Begin
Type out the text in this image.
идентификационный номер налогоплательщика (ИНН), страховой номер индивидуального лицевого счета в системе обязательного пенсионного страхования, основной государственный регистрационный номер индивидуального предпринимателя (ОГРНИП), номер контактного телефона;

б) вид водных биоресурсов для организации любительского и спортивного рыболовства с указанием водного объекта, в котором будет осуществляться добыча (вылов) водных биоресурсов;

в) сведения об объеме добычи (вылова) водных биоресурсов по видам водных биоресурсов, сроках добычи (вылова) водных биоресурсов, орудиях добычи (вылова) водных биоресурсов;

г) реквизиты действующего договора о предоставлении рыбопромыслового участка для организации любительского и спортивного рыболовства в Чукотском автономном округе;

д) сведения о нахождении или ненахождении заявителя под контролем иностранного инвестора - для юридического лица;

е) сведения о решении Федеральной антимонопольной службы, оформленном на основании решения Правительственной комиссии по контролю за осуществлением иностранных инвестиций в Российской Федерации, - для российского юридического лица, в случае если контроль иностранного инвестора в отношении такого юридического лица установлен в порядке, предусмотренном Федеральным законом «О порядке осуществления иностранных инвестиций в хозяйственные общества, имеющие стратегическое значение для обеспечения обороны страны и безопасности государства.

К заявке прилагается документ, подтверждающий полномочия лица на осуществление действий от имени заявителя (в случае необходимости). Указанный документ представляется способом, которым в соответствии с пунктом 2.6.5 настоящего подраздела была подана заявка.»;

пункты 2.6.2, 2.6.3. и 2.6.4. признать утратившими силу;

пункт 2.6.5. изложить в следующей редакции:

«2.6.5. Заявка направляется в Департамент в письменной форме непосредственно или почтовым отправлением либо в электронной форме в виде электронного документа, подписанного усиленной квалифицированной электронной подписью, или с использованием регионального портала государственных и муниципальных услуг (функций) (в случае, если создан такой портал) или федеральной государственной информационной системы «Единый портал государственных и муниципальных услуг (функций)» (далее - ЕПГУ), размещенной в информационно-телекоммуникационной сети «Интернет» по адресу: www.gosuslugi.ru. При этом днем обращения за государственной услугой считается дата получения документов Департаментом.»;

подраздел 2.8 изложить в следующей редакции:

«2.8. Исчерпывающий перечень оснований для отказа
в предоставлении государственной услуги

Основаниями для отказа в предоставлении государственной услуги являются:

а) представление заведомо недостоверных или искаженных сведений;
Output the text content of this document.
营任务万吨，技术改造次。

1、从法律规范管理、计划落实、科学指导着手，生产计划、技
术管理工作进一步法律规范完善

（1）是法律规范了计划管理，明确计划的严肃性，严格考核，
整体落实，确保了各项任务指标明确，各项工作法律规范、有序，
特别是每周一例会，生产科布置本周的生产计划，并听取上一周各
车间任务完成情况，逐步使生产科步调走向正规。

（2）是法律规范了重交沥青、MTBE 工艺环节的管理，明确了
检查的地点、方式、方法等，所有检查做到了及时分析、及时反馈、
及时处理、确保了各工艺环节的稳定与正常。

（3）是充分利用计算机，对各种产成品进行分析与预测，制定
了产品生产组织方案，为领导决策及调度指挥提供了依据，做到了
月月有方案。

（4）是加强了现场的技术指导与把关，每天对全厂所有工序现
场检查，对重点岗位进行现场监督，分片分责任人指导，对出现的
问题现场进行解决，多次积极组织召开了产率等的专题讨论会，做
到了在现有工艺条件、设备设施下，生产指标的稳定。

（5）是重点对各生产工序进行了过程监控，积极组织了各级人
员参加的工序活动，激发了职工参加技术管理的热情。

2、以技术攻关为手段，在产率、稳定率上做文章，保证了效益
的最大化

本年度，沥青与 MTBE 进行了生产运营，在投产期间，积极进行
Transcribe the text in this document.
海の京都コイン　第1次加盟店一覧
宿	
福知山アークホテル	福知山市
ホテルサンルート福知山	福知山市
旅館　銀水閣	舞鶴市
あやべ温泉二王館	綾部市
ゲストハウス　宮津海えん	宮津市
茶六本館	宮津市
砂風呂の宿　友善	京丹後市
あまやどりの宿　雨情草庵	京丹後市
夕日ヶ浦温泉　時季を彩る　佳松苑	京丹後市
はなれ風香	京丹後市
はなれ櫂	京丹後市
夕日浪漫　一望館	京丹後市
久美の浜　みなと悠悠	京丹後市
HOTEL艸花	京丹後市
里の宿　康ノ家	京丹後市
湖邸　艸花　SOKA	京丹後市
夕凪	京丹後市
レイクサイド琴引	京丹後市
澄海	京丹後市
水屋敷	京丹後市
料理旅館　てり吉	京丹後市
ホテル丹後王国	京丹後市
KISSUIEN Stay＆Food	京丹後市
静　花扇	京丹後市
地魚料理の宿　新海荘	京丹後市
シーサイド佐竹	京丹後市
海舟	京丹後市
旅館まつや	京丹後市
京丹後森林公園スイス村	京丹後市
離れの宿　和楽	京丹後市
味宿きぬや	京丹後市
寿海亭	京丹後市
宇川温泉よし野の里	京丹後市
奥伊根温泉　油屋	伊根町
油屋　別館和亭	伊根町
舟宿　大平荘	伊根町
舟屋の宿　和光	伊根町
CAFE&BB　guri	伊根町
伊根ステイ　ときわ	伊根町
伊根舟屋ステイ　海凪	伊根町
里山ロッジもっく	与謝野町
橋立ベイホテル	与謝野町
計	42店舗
End
Leave out every line without the string "юридического" and copy the rest.

= WORKED SOLUTION =
д) сведения о нахождении или ненахождении заявителя под контролем иностранного инвестора - для юридического лица;
е) сведения о решении Федеральной антимонопольной службы, оформленном на основании решения Правительственной комиссии по контролю за осуществлением иностранных инвестиций в Российской Федерации, - для российского юридического лица, в случае если контроль иностранного инвестора в отношении такого юридического лица установлен в порядке, предусмотренном Федеральным законом «О порядке осуществления иностранных инвестиций в хозяйственные общества, имеющие стратегическое значение для обеспечения обороны страны и безопасности государства.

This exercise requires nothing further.